Work to be completed:
Write out the whole listing exactly as it stands.
┄┄┄┄┄┄┄┄┄┄┄┄┄┄┄┄┄┄┄┄
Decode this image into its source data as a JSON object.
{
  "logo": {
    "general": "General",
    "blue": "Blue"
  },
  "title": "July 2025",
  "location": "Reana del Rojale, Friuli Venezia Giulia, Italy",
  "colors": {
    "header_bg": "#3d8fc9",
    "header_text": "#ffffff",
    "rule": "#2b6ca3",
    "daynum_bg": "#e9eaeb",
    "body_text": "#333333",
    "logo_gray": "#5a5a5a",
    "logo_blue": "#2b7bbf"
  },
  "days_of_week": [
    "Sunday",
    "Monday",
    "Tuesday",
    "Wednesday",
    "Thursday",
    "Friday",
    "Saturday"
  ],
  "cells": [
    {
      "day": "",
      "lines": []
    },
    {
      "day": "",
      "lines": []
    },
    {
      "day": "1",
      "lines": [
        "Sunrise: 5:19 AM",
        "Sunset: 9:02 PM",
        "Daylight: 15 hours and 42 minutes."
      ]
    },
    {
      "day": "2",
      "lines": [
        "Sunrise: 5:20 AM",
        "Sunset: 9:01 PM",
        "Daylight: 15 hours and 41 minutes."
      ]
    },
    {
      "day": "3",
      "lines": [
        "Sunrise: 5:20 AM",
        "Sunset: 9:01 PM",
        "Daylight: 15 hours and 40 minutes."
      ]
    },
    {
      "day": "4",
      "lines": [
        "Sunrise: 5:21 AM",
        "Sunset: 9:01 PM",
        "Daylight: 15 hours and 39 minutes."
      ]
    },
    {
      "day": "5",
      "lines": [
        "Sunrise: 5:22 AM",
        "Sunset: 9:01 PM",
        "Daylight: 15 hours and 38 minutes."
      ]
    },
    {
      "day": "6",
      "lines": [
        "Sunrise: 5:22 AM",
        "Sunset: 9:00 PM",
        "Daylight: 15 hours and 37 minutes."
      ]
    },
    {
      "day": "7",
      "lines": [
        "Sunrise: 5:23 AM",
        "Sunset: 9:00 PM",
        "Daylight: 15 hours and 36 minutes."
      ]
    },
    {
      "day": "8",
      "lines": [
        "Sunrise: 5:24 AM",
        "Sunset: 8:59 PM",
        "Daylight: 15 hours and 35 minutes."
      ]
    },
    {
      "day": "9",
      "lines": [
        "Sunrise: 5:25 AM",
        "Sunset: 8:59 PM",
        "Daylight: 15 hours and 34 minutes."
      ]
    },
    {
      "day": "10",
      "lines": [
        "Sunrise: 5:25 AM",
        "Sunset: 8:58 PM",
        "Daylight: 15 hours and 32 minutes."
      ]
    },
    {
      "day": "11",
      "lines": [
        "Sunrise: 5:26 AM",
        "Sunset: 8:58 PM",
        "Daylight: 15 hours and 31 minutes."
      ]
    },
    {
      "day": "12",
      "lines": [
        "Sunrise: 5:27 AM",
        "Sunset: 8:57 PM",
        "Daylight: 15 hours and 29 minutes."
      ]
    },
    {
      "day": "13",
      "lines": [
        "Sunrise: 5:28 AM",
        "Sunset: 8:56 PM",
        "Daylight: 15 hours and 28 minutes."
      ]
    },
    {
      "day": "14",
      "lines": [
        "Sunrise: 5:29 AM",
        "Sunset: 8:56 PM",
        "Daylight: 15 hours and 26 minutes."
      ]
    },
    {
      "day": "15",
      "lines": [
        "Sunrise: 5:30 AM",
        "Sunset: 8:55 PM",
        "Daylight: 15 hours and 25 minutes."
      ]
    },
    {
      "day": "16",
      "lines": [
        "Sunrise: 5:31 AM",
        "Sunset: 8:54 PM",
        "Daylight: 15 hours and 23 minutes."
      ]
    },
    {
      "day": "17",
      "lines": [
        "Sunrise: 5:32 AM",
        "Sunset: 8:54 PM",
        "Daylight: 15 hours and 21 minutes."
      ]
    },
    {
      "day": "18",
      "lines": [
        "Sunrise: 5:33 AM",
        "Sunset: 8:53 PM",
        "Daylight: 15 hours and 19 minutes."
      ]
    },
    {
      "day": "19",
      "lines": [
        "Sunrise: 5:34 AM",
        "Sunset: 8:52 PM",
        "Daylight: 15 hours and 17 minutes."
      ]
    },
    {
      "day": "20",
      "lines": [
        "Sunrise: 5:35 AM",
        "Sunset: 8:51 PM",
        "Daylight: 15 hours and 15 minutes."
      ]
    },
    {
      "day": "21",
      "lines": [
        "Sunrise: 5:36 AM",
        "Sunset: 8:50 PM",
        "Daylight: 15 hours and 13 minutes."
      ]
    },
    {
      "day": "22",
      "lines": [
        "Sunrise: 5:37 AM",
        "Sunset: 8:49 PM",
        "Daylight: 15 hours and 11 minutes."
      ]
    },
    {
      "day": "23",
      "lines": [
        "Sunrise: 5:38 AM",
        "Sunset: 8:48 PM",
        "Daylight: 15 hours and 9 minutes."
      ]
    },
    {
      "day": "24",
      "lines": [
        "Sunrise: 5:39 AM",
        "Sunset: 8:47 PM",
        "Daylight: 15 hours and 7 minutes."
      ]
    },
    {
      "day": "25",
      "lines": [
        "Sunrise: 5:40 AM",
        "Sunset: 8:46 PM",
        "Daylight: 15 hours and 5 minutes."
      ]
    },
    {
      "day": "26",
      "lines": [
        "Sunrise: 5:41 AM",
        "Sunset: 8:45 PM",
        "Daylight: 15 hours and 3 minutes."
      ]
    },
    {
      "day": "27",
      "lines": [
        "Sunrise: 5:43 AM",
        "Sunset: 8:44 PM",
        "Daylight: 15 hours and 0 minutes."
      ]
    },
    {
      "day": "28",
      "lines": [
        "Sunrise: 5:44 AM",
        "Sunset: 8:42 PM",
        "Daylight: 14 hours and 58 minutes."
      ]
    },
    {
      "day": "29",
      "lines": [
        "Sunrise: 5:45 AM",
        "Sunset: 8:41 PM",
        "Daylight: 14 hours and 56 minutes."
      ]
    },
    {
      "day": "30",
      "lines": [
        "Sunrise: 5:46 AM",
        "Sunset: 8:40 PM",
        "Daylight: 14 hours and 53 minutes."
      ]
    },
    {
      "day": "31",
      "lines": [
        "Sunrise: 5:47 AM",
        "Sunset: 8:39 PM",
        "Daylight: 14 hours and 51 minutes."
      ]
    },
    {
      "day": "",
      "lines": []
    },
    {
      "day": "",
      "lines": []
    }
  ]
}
┄┄┄┄┄┄┄┄┄┄┄┄┄┄┄┄┄┄┄┄
Result of this task:
Decode this image into its source data as a JSON object.
{
  "logo": {
    "general": "General",
    "blue": "Blue"
  },
  "title": "July 2025",
  "location": "Reana del Rojale, Friuli Venezia Giulia, Italy",
  "colors": {
    "header_bg": "#3d8fc9",
    "header_text": "#ffffff",
    "rule": "#2b6ca3",
    "daynum_bg": "#e9eaeb",
    "body_text": "#333333",
    "logo_gray": "#5a5a5a",
    "logo_blue": "#2b7bbf"
  },
  "days_of_week": [
    "Sunday",
    "Monday",
    "Tuesday",
    "Wednesday",
    "Thursday",
    "Friday",
    "Saturday"
  ],
  "cells": [
    {
      "day": "",
      "lines": []
    },
    {
      "day": "",
      "lines": []
    },
    {
      "day": "1",
      "lines": [
        "Sunrise: 5:19 AM",
        "Sunset: 9:02 PM",
        "Daylight: 15 hours and 42 minutes."
      ]
    },
    {
      "day": "2",
      "lines": [
        "Sunrise: 5:20 AM",
        "Sunset: 9:01 PM",
        "Daylight: 15 hours and 41 minutes."
      ]
    },
    {
      "day": "3",
      "lines": [
        "Sunrise: 5:20 AM",
        "Sunset: 9:01 PM",
        "Daylight: 15 hours and 40 minutes."
      ]
    },
    {
      "day": "4",
      "lines": [
        "Sunrise: 5:21 AM",
        "Sunset: 9:01 PM",
        "Daylight: 15 hours and 39 minutes."
      ]
    },
    {
      "day": "5",
      "lines": [
        "Sunrise: 5:22 AM",
        "Sunset: 9:01 PM",
        "Daylight: 15 hours and 38 minutes."
      ]
    },
    {
      "day": "6",
      "lines": [
        "Sunrise: 5:22 AM",
        "Sunset: 9:00 PM",
        "Daylight: 15 hours and 37 minutes."
      ]
    },
    {
      "day": "7",
      "lines": [
        "Sunrise: 5:23 AM",
        "Sunset: 9:00 PM",
        "Daylight: 15 hours and 36 minutes."
      ]
    },
    {
      "day": "8",
      "lines": [
        "Sunrise: 5:24 AM",
        "Sunset: 8:59 PM",
        "Daylight: 15 hours and 35 minutes."
      ]
    },
    {
      "day": "9",
      "lines": [
        "Sunrise: 5:25 AM",
        "Sunset: 8:59 PM",
        "Daylight: 15 hours and 34 minutes."
      ]
    },
    {
      "day": "10",
      "lines": [
        "Sunrise: 5:25 AM",
        "Sunset: 8:58 PM",
        "Daylight: 15 hours and 32 minutes."
      ]
    },
    {
      "day": "11",
      "lines": [
        "Sunrise: 5:26 AM",
        "Sunset: 8:58 PM",
        "Daylight: 15 hours and 31 minutes."
      ]
    },
    {
      "day": "12",
      "lines": [
        "Sunrise: 5:27 AM",
        "Sunset: 8:57 PM",
        "Daylight: 15 hours and 29 minutes."
      ]
    },
    {
      "day": "13",
      "lines": [
        "Sunrise: 5:28 AM",
        "Sunset: 8:56 PM",
        "Daylight: 15 hours and 28 minutes."
      ]
    },
    {
      "day": "14",
      "lines": [
        "Sunrise: 5:29 AM",
        "Sunset: 8:56 PM",
        "Daylight: 15 hours and 26 minutes."
      ]
    },
    {
      "day": "15",
      "lines": [
        "Sunrise: 5:30 AM",
        "Sunset: 8:55 PM",
        "Daylight: 15 hours and 25 minutes."
      ]
    },
    {
      "day": "16",
      "lines": [
        "Sunrise: 5:31 AM",
        "Sunset: 8:54 PM",
        "Daylight: 15 hours and 23 minutes."
      ]
    },
    {
      "day": "17",
      "lines": [
        "Sunrise: 5:32 AM",
        "Sunset: 8:54 PM",
        "Daylight: 15 hours and 21 minutes."
      ]
    },
    {
      "day": "18",
      "lines": [
        "Sunrise: 5:33 AM",
        "Sunset: 8:53 PM",
        "Daylight: 15 hours and 19 minutes."
      ]
    },
    {
      "day": "19",
      "lines": [
        "Sunrise: 5:34 AM",
        "Sunset: 8:52 PM",
        "Daylight: 15 hours and 17 minutes."
      ]
    },
    {
      "day": "20",
      "lines": [
        "Sunrise: 5:35 AM",
        "Sunset: 8:51 PM",
        "Daylight: 15 hours and 15 minutes."
      ]
    },
    {
      "day": "21",
      "lines": [
        "Sunrise: 5:36 AM",
        "Sunset: 8:50 PM",
        "Daylight: 15 hours and 13 minutes."
      ]
    },
    {
      "day": "22",
      "lines": [
        "Sunrise: 5:37 AM",
        "Sunset: 8:49 PM",
        "Daylight: 15 hours and 11 minutes."
      ]
    },
    {
      "day": "23",
      "lines": [
        "Sunrise: 5:38 AM",
        "Sunset: 8:48 PM",
        "Daylight: 15 hours and 9 minutes."
      ]
    },
    {
      "day": "24",
      "lines": [
        "Sunrise: 5:39 AM",
        "Sunset: 8:47 PM",
        "Daylight: 15 hours and 7 minutes."
      ]
    },
    {
      "day": "25",
      "lines": [
        "Sunrise: 5:40 AM",
        "Sunset: 8:46 PM",
        "Daylight: 15 hours and 5 minutes."
      ]
    },
    {
      "day": "26",
      "lines": [
        "Sunrise: 5:41 AM",
        "Sunset: 8:45 PM",
        "Daylight: 15 hours and 3 minutes."
      ]
    },
    {
      "day": "27",
      "lines": [
        "Sunrise: 5:43 AM",
        "Sunset: 8:44 PM",
        "Daylight: 15 hours and 0 minutes."
      ]
    },
    {
      "day": "28",
      "lines": [
        "Sunrise: 5:44 AM",
        "Sunset: 8:42 PM",
        "Daylight: 14 hours and 58 minutes."
      ]
    },
    {
      "day": "29",
      "lines": [
        "Sunrise: 5:45 AM",
        "Sunset: 8:41 PM",
        "Daylight: 14 hours and 56 minutes."
      ]
    },
    {
      "day": "30",
      "lines": [
        "Sunrise: 5:46 AM",
        "Sunset: 8:40 PM",
        "Daylight: 14 hours and 53 minutes."
      ]
    },
    {
      "day": "31",
      "lines": [
        "Sunrise: 5:47 AM",
        "Sunset: 8:39 PM",
        "Daylight: 14 hours and 51 minutes."
      ]
    },
    {
      "day": "",
      "lines": []
    },
    {
      "day": "",
      "lines": []
    }
  ]
}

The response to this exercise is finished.